>> Begin SUPPLIED RECORDS

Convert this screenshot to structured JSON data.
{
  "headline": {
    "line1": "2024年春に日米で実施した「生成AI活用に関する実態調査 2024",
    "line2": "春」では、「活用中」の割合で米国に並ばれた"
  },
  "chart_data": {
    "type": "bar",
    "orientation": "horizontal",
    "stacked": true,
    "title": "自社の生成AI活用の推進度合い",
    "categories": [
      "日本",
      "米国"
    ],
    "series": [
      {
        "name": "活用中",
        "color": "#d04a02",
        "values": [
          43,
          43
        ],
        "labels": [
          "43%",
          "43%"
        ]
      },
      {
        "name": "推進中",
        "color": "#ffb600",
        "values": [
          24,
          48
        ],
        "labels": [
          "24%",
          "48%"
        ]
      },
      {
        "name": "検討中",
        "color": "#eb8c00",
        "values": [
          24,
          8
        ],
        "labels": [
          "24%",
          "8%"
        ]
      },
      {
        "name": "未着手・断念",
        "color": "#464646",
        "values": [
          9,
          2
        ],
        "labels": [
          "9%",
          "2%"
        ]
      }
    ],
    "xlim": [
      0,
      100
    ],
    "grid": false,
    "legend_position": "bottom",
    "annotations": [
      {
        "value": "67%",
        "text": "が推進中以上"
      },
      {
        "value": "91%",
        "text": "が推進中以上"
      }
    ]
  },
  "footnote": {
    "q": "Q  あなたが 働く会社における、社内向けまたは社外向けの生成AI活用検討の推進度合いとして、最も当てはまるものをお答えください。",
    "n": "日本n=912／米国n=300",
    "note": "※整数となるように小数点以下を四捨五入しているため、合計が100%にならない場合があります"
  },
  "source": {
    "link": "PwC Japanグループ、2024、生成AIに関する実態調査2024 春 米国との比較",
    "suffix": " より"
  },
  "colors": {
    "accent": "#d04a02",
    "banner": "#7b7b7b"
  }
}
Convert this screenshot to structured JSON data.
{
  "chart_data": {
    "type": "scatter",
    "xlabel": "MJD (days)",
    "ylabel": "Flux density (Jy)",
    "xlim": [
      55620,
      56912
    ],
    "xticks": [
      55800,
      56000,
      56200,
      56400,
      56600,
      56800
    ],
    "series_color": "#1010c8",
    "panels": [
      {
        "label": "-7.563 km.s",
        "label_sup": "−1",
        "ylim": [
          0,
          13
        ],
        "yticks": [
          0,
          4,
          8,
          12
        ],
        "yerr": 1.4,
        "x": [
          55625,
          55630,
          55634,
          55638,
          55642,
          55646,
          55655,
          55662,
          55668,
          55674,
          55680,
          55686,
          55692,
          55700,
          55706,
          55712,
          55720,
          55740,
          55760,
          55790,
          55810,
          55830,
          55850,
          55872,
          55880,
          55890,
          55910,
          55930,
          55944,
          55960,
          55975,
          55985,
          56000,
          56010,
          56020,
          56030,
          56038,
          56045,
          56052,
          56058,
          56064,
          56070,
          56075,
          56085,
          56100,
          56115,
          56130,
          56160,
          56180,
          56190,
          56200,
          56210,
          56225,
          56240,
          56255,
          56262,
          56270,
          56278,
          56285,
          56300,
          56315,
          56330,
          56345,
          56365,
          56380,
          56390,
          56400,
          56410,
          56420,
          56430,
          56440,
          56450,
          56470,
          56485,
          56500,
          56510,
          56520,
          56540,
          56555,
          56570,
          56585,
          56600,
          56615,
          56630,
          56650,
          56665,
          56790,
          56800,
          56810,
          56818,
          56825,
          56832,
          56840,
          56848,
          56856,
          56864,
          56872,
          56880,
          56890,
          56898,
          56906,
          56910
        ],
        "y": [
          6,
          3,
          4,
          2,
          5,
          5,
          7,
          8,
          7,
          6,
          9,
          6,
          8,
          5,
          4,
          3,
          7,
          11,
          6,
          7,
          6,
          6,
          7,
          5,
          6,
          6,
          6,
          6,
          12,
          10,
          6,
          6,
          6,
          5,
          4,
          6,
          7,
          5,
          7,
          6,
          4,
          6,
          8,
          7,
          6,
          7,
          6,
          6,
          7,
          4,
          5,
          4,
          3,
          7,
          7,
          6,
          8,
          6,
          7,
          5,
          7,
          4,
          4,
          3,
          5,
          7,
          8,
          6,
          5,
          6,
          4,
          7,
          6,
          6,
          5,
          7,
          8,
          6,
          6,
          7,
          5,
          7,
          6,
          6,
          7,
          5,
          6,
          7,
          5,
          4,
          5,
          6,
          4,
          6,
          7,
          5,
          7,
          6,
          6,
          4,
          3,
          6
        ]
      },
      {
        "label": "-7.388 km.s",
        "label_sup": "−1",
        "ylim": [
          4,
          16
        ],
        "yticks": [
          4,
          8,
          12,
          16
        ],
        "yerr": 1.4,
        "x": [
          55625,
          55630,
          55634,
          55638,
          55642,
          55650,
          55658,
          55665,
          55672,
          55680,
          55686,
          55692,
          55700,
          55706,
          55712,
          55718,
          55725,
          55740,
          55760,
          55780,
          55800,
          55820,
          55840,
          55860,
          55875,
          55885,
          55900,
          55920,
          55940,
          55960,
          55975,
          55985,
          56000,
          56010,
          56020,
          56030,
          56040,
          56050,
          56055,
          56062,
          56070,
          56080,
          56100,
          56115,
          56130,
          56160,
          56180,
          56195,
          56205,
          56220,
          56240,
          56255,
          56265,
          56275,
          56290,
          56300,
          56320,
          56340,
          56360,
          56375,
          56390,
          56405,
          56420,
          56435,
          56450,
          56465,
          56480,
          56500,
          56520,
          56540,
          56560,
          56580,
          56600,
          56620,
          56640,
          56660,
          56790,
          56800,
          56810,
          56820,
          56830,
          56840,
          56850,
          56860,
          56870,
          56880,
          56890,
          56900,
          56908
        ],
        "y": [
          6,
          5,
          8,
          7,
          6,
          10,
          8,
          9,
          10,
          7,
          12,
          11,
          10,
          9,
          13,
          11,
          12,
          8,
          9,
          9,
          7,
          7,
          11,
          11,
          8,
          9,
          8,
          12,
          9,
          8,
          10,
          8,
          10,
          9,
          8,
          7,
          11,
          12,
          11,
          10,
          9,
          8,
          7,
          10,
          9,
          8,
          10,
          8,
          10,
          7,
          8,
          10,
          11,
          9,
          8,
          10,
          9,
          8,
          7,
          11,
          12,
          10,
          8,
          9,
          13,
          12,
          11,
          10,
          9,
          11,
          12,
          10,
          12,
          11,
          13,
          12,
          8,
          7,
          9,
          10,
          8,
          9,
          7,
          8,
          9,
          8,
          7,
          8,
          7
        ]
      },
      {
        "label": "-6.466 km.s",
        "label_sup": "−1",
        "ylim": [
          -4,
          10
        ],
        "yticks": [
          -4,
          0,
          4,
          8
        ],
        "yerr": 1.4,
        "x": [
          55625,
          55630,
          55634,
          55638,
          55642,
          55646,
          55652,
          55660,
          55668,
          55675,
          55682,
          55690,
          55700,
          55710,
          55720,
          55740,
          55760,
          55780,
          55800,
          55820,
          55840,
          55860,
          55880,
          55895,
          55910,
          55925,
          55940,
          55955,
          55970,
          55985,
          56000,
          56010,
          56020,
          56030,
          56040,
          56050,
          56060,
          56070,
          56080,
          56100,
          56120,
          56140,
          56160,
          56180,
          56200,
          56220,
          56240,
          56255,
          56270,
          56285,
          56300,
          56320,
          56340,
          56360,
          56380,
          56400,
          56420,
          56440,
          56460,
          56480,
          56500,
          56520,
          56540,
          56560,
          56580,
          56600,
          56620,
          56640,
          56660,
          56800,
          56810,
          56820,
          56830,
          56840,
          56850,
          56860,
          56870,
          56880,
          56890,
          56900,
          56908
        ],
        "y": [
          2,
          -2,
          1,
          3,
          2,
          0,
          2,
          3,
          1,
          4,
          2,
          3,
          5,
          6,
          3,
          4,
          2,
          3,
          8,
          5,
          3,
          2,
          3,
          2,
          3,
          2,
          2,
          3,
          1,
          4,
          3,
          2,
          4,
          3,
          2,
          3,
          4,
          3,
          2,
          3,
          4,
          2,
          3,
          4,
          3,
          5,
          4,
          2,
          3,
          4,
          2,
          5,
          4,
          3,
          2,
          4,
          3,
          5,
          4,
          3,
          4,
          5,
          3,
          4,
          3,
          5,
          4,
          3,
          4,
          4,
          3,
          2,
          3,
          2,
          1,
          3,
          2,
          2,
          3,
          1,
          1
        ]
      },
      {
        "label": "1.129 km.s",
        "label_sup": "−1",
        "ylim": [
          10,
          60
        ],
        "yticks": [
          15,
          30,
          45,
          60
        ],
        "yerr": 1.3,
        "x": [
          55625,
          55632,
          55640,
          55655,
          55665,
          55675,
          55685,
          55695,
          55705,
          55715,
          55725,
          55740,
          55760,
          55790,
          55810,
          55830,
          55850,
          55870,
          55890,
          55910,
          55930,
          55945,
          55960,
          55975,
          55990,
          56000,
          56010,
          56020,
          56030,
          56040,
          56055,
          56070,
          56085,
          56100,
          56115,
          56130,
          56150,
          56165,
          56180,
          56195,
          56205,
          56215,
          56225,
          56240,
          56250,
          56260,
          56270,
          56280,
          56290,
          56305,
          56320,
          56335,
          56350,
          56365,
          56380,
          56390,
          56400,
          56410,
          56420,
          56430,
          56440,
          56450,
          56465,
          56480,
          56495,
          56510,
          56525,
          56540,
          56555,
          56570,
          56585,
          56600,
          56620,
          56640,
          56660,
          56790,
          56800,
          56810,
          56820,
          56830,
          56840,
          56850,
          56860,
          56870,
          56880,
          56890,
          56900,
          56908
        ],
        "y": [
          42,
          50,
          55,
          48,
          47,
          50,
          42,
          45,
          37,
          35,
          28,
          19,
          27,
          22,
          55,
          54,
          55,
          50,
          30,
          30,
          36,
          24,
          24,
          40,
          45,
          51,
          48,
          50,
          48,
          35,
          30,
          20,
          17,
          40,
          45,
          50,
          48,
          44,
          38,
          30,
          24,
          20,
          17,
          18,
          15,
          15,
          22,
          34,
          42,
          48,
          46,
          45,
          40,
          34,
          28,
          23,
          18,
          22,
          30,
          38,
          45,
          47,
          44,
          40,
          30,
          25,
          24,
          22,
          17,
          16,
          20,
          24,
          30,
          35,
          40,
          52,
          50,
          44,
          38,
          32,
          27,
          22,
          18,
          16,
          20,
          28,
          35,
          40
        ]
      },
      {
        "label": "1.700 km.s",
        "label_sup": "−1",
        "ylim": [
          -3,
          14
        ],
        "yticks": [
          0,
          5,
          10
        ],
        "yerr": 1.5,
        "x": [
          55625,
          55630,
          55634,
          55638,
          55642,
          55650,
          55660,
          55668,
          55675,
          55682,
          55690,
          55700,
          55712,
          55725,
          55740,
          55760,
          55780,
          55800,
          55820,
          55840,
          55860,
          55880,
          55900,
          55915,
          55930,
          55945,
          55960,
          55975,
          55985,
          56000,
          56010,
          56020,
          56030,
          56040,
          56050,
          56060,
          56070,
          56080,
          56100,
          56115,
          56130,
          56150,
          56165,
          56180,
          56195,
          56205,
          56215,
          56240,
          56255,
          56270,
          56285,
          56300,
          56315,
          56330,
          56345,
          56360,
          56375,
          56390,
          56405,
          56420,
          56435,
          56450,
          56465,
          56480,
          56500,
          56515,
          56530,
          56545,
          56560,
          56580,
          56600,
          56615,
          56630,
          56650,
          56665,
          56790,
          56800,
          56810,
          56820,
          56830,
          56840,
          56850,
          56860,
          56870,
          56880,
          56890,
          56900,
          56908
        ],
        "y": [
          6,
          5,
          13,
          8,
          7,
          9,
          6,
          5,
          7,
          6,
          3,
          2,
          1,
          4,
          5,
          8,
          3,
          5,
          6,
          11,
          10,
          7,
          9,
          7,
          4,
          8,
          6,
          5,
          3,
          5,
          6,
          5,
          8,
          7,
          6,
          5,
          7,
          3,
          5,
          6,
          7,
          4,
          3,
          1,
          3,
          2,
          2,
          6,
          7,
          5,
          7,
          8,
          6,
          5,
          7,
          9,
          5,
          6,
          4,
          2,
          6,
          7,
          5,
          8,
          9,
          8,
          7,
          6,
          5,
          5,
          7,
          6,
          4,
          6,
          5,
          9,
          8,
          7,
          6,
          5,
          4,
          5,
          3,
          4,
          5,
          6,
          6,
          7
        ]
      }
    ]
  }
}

>> End SUPPLIED RECORDS

From the listing above, copy all lines holding the word "name".

        "name": "活用中",
        "name": "推進中",
        "name": "検討中",
        "name": "未着手・断念",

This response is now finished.